* Problem to work on: Retype the whole listing verbatim and keep the pictures out of it.

* Records provided:
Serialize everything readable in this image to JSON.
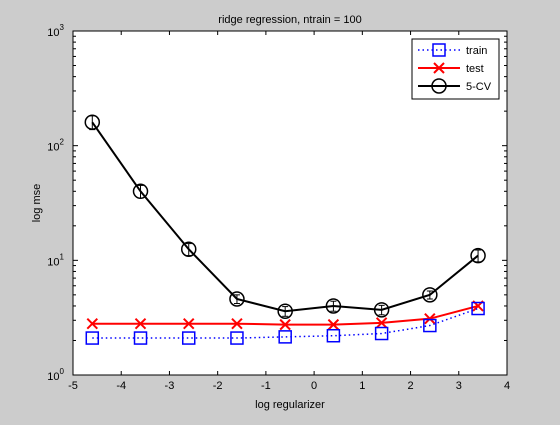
{
  "chart_data": {
    "type": "line",
    "title": "ridge regression, ntrain = 100",
    "xlabel": "log regularizer",
    "ylabel": "log mse",
    "xlim": [
      -5,
      4
    ],
    "ylim": [
      1,
      1000
    ],
    "yscale": "log",
    "grid": false,
    "legend_position": "top-right",
    "x_ticks": [
      "-5",
      "-4",
      "-3",
      "-2",
      "-1",
      "0",
      "1",
      "2",
      "3",
      "4"
    ],
    "y_ticks": [
      {
        "base": "10",
        "exp": "0"
      },
      {
        "base": "10",
        "exp": "1"
      },
      {
        "base": "10",
        "exp": "2"
      },
      {
        "base": "10",
        "exp": "3"
      }
    ],
    "x": [
      -4.6,
      -3.6,
      -2.6,
      -1.6,
      -0.6,
      0.4,
      1.4,
      2.4,
      3.4
    ],
    "series": [
      {
        "name": "train",
        "color": "#0000ff",
        "line": "dotted",
        "marker": "square",
        "values": [
          2.1,
          2.1,
          2.1,
          2.1,
          2.15,
          2.2,
          2.3,
          2.7,
          3.8
        ]
      },
      {
        "name": "test",
        "color": "#ff0000",
        "line": "solid",
        "marker": "x",
        "values": [
          2.8,
          2.8,
          2.8,
          2.8,
          2.75,
          2.75,
          2.85,
          3.1,
          4.0
        ]
      },
      {
        "name": "5-CV",
        "color": "#000000",
        "line": "solid",
        "marker": "circle",
        "errorbars": true,
        "values": [
          160,
          40,
          12.5,
          4.6,
          3.6,
          4.0,
          3.7,
          5.0,
          11
        ],
        "errors": [
          22,
          5,
          1.5,
          0.4,
          0.35,
          0.4,
          0.35,
          0.4,
          1.3
        ]
      }
    ]
  }
}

* Right answer:
Serialize everything readable in this image to JSON.
{
  "chart_data": {
    "type": "line",
    "title": "ridge regression, ntrain = 100",
    "xlabel": "log regularizer",
    "ylabel": "log mse",
    "xlim": [
      -5,
      4
    ],
    "ylim": [
      1,
      1000
    ],
    "yscale": "log",
    "grid": false,
    "legend_position": "top-right",
    "x_ticks": [
      "-5",
      "-4",
      "-3",
      "-2",
      "-1",
      "0",
      "1",
      "2",
      "3",
      "4"
    ],
    "y_ticks": [
      {
        "base": "10",
        "exp": "0"
      },
      {
        "base": "10",
        "exp": "1"
      },
      {
        "base": "10",
        "exp": "2"
      },
      {
        "base": "10",
        "exp": "3"
      }
    ],
    "x": [
      -4.6,
      -3.6,
      -2.6,
      -1.6,
      -0.6,
      0.4,
      1.4,
      2.4,
      3.4
    ],
    "series": [
      {
        "name": "train",
        "color": "#0000ff",
        "line": "dotted",
        "marker": "square",
        "values": [
          2.1,
          2.1,
          2.1,
          2.1,
          2.15,
          2.2,
          2.3,
          2.7,
          3.8
        ]
      },
      {
        "name": "test",
        "color": "#ff0000",
        "line": "solid",
        "marker": "x",
        "values": [
          2.8,
          2.8,
          2.8,
          2.8,
          2.75,
          2.75,
          2.85,
          3.1,
          4.0
        ]
      },
      {
        "name": "5-CV",
        "color": "#000000",
        "line": "solid",
        "marker": "circle",
        "errorbars": true,
        "values": [
          160,
          40,
          12.5,
          4.6,
          3.6,
          4.0,
          3.7,
          5.0,
          11
        ],
        "errors": [
          22,
          5,
          1.5,
          0.4,
          0.35,
          0.4,
          0.35,
          0.4,
          1.3
        ]
      }
    ]
  }
}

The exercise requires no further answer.